Records>

——

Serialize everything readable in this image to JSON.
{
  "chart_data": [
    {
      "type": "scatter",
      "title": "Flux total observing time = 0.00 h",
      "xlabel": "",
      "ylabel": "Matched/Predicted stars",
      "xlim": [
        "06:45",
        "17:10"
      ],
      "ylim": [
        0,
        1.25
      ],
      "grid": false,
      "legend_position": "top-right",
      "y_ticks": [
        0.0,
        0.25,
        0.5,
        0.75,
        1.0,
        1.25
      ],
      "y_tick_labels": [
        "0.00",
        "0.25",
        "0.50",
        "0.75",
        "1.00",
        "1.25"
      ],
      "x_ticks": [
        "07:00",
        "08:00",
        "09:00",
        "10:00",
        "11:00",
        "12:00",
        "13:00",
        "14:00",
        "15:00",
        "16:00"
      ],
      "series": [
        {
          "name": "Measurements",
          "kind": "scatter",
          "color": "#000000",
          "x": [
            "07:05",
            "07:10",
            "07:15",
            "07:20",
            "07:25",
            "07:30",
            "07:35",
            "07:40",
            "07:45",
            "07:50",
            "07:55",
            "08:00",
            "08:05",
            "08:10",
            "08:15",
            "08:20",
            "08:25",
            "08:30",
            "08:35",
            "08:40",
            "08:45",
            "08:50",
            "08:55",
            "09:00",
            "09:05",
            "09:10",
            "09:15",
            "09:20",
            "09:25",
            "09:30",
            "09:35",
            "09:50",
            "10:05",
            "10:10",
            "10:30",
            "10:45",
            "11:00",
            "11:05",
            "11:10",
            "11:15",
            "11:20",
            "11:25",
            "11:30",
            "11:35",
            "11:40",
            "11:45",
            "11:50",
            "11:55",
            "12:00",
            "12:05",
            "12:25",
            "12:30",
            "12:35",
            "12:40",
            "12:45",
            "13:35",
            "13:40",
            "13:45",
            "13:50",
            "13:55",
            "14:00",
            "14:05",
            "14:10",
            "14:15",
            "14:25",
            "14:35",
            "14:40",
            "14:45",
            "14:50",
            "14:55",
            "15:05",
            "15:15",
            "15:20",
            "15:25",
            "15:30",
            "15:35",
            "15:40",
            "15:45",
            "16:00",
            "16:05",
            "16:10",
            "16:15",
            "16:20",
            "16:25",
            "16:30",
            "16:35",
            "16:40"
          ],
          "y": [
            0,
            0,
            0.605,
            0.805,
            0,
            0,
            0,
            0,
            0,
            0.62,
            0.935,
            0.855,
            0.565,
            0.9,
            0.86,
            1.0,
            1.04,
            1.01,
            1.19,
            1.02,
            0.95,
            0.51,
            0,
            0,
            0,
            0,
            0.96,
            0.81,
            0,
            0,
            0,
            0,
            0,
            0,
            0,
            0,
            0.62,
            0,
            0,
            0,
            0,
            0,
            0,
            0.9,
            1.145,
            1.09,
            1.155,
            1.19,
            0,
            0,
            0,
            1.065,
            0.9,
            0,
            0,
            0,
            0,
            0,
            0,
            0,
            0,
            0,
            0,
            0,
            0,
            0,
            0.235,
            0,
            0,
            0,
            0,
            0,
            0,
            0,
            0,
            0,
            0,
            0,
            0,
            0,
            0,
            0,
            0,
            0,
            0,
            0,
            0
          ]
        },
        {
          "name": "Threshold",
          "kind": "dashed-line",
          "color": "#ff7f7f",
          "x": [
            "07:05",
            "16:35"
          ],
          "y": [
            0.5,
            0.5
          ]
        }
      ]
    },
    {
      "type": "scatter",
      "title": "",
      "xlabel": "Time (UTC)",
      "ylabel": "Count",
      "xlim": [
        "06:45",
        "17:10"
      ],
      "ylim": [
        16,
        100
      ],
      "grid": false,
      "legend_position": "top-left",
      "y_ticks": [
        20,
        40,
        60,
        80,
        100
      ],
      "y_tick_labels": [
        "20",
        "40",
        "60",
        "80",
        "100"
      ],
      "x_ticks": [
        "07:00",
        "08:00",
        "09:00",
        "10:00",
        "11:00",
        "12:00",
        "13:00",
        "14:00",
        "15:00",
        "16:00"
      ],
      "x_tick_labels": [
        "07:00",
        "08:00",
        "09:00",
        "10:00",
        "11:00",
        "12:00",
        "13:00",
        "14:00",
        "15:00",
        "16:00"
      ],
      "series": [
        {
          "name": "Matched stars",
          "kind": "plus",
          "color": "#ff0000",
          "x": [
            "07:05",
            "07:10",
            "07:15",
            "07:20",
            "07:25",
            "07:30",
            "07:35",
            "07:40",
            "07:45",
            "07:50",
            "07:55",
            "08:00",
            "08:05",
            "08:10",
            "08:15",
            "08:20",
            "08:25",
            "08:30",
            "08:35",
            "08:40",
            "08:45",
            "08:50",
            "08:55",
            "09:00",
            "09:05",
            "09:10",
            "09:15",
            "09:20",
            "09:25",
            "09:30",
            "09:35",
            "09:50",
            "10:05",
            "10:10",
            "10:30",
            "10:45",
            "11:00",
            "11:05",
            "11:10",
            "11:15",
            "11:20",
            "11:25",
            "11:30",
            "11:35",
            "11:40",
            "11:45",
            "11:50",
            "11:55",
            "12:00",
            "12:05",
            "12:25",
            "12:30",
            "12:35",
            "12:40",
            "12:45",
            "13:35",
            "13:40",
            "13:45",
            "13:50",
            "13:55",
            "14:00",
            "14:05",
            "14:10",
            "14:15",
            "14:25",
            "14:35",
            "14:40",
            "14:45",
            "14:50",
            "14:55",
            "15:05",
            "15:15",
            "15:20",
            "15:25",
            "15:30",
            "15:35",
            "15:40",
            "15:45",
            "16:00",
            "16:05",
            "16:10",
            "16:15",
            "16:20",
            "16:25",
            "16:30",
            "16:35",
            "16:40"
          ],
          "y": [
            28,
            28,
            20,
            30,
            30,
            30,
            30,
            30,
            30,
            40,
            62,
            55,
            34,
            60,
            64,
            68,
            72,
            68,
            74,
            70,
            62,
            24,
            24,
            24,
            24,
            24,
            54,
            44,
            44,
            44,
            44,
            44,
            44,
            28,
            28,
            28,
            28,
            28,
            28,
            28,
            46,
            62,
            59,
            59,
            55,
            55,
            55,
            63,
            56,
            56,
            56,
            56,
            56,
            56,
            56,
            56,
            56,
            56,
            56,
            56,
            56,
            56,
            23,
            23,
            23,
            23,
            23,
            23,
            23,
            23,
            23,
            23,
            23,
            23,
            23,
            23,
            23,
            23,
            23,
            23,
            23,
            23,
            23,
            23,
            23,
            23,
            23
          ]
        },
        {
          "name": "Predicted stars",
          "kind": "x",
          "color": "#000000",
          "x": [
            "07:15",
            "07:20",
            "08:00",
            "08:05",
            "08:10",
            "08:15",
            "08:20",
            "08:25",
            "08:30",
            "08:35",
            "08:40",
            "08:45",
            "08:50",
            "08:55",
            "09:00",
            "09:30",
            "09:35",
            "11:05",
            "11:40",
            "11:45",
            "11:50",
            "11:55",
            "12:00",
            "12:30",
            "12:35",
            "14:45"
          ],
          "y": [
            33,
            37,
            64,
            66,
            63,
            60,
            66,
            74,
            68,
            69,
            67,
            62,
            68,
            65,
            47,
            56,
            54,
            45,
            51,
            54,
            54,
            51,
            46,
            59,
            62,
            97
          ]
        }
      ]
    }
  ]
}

——

Word for word, restate all of the data shown above.

Serialize everything readable in this image to JSON.
{
  "chart_data": [
    {
      "type": "scatter",
      "title": "Flux total observing time = 0.00 h",
      "xlabel": "",
      "ylabel": "Matched/Predicted stars",
      "xlim": [
        "06:45",
        "17:10"
      ],
      "ylim": [
        0,
        1.25
      ],
      "grid": false,
      "legend_position": "top-right",
      "y_ticks": [
        0.0,
        0.25,
        0.5,
        0.75,
        1.0,
        1.25
      ],
      "y_tick_labels": [
        "0.00",
        "0.25",
        "0.50",
        "0.75",
        "1.00",
        "1.25"
      ],
      "x_ticks": [
        "07:00",
        "08:00",
        "09:00",
        "10:00",
        "11:00",
        "12:00",
        "13:00",
        "14:00",
        "15:00",
        "16:00"
      ],
      "series": [
        {
          "name": "Measurements",
          "kind": "scatter",
          "color": "#000000",
          "x": [
            "07:05",
            "07:10",
            "07:15",
            "07:20",
            "07:25",
            "07:30",
            "07:35",
            "07:40",
            "07:45",
            "07:50",
            "07:55",
            "08:00",
            "08:05",
            "08:10",
            "08:15",
            "08:20",
            "08:25",
            "08:30",
            "08:35",
            "08:40",
            "08:45",
            "08:50",
            "08:55",
            "09:00",
            "09:05",
            "09:10",
            "09:15",
            "09:20",
            "09:25",
            "09:30",
            "09:35",
            "09:50",
            "10:05",
            "10:10",
            "10:30",
            "10:45",
            "11:00",
            "11:05",
            "11:10",
            "11:15",
            "11:20",
            "11:25",
            "11:30",
            "11:35",
            "11:40",
            "11:45",
            "11:50",
            "11:55",
            "12:00",
            "12:05",
            "12:25",
            "12:30",
            "12:35",
            "12:40",
            "12:45",
            "13:35",
            "13:40",
            "13:45",
            "13:50",
            "13:55",
            "14:00",
            "14:05",
            "14:10",
            "14:15",
            "14:25",
            "14:35",
            "14:40",
            "14:45",
            "14:50",
            "14:55",
            "15:05",
            "15:15",
            "15:20",
            "15:25",
            "15:30",
            "15:35",
            "15:40",
            "15:45",
            "16:00",
            "16:05",
            "16:10",
            "16:15",
            "16:20",
            "16:25",
            "16:30",
            "16:35",
            "16:40"
          ],
          "y": [
            0,
            0,
            0.605,
            0.805,
            0,
            0,
            0,
            0,
            0,
            0.62,
            0.935,
            0.855,
            0.565,
            0.9,
            0.86,
            1.0,
            1.04,
            1.01,
            1.19,
            1.02,
            0.95,
            0.51,
            0,
            0,
            0,
            0,
            0.96,
            0.81,
            0,
            0,
            0,
            0,
            0,
            0,
            0,
            0,
            0.62,
            0,
            0,
            0,
            0,
            0,
            0,
            0.9,
            1.145,
            1.09,
            1.155,
            1.19,
            0,
            0,
            0,
            1.065,
            0.9,
            0,
            0,
            0,
            0,
            0,
            0,
            0,
            0,
            0,
            0,
            0,
            0,
            0,
            0.235,
            0,
            0,
            0,
            0,
            0,
            0,
            0,
            0,
            0,
            0,
            0,
            0,
            0,
            0,
            0,
            0,
            0,
            0,
            0,
            0
          ]
        },
        {
          "name": "Threshold",
          "kind": "dashed-line",
          "color": "#ff7f7f",
          "x": [
            "07:05",
            "16:35"
          ],
          "y": [
            0.5,
            0.5
          ]
        }
      ]
    },
    {
      "type": "scatter",
      "title": "",
      "xlabel": "Time (UTC)",
      "ylabel": "Count",
      "xlim": [
        "06:45",
        "17:10"
      ],
      "ylim": [
        16,
        100
      ],
      "grid": false,
      "legend_position": "top-left",
      "y_ticks": [
        20,
        40,
        60,
        80,
        100
      ],
      "y_tick_labels": [
        "20",
        "40",
        "60",
        "80",
        "100"
      ],
      "x_ticks": [
        "07:00",
        "08:00",
        "09:00",
        "10:00",
        "11:00",
        "12:00",
        "13:00",
        "14:00",
        "15:00",
        "16:00"
      ],
      "x_tick_labels": [
        "07:00",
        "08:00",
        "09:00",
        "10:00",
        "11:00",
        "12:00",
        "13:00",
        "14:00",
        "15:00",
        "16:00"
      ],
      "series": [
        {
          "name": "Matched stars",
          "kind": "plus",
          "color": "#ff0000",
          "x": [
            "07:05",
            "07:10",
            "07:15",
            "07:20",
            "07:25",
            "07:30",
            "07:35",
            "07:40",
            "07:45",
            "07:50",
            "07:55",
            "08:00",
            "08:05",
            "08:10",
            "08:15",
            "08:20",
            "08:25",
            "08:30",
            "08:35",
            "08:40",
            "08:45",
            "08:50",
            "08:55",
            "09:00",
            "09:05",
            "09:10",
            "09:15",
            "09:20",
            "09:25",
            "09:30",
            "09:35",
            "09:50",
            "10:05",
            "10:10",
            "10:30",
            "10:45",
            "11:00",
            "11:05",
            "11:10",
            "11:15",
            "11:20",
            "11:25",
            "11:30",
            "11:35",
            "11:40",
            "11:45",
            "11:50",
            "11:55",
            "12:00",
            "12:05",
            "12:25",
            "12:30",
            "12:35",
            "12:40",
            "12:45",
            "13:35",
            "13:40",
            "13:45",
            "13:50",
            "13:55",
            "14:00",
            "14:05",
            "14:10",
            "14:15",
            "14:25",
            "14:35",
            "14:40",
            "14:45",
            "14:50",
            "14:55",
            "15:05",
            "15:15",
            "15:20",
            "15:25",
            "15:30",
            "15:35",
            "15:40",
            "15:45",
            "16:00",
            "16:05",
            "16:10",
            "16:15",
            "16:20",
            "16:25",
            "16:30",
            "16:35",
            "16:40"
          ],
          "y": [
            28,
            28,
            20,
            30,
            30,
            30,
            30,
            30,
            30,
            40,
            62,
            55,
            34,
            60,
            64,
            68,
            72,
            68,
            74,
            70,
            62,
            24,
            24,
            24,
            24,
            24,
            54,
            44,
            44,
            44,
            44,
            44,
            44,
            28,
            28,
            28,
            28,
            28,
            28,
            28,
            46,
            62,
            59,
            59,
            55,
            55,
            55,
            63,
            56,
            56,
            56,
            56,
            56,
            56,
            56,
            56,
            56,
            56,
            56,
            56,
            56,
            56,
            23,
            23,
            23,
            23,
            23,
            23,
            23,
            23,
            23,
            23,
            23,
            23,
            23,
            23,
            23,
            23,
            23,
            23,
            23,
            23,
            23,
            23,
            23,
            23,
            23
          ]
        },
        {
          "name": "Predicted stars",
          "kind": "x",
          "color": "#000000",
          "x": [
            "07:15",
            "07:20",
            "08:00",
            "08:05",
            "08:10",
            "08:15",
            "08:20",
            "08:25",
            "08:30",
            "08:35",
            "08:40",
            "08:45",
            "08:50",
            "08:55",
            "09:00",
            "09:30",
            "09:35",
            "11:05",
            "11:40",
            "11:45",
            "11:50",
            "11:55",
            "12:00",
            "12:30",
            "12:35",
            "14:45"
          ],
          "y": [
            33,
            37,
            64,
            66,
            63,
            60,
            66,
            74,
            68,
            69,
            67,
            62,
            68,
            65,
            47,
            56,
            54,
            45,
            51,
            54,
            54,
            51,
            46,
            59,
            62,
            97
          ]
        }
      ]
    }
  ]
}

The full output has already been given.